Data listing
--------
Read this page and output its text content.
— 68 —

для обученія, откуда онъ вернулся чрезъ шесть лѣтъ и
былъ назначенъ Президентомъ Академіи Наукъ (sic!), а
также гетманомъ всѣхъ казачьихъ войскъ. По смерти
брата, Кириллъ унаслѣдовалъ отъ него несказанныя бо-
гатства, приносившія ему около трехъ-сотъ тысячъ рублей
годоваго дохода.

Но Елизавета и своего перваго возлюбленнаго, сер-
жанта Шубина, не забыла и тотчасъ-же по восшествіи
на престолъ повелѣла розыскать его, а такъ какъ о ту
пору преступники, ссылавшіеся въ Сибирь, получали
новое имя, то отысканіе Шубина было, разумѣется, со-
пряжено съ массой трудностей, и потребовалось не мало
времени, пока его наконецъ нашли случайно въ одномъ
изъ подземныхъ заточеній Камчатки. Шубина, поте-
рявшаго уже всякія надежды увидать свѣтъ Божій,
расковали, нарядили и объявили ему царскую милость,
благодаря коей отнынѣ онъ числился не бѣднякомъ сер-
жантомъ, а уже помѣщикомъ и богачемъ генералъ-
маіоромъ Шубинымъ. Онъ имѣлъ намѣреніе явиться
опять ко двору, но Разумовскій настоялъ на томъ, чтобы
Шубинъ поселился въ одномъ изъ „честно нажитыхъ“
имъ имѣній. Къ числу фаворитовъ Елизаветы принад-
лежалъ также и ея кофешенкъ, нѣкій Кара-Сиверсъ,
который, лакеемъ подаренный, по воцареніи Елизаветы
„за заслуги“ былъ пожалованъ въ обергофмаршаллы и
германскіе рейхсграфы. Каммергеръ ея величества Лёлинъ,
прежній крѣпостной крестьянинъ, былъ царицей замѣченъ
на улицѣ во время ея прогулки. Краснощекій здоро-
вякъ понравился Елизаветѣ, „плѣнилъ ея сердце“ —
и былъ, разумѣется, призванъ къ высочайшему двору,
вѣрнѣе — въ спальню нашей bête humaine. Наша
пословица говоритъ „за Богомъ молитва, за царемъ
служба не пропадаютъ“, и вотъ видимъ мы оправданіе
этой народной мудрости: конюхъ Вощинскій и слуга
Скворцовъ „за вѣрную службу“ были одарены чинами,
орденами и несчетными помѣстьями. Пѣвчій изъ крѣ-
--------
Determine the number of lines in the listing that contain the string "двору". Write that number and nothing else.

• _Task response_: 2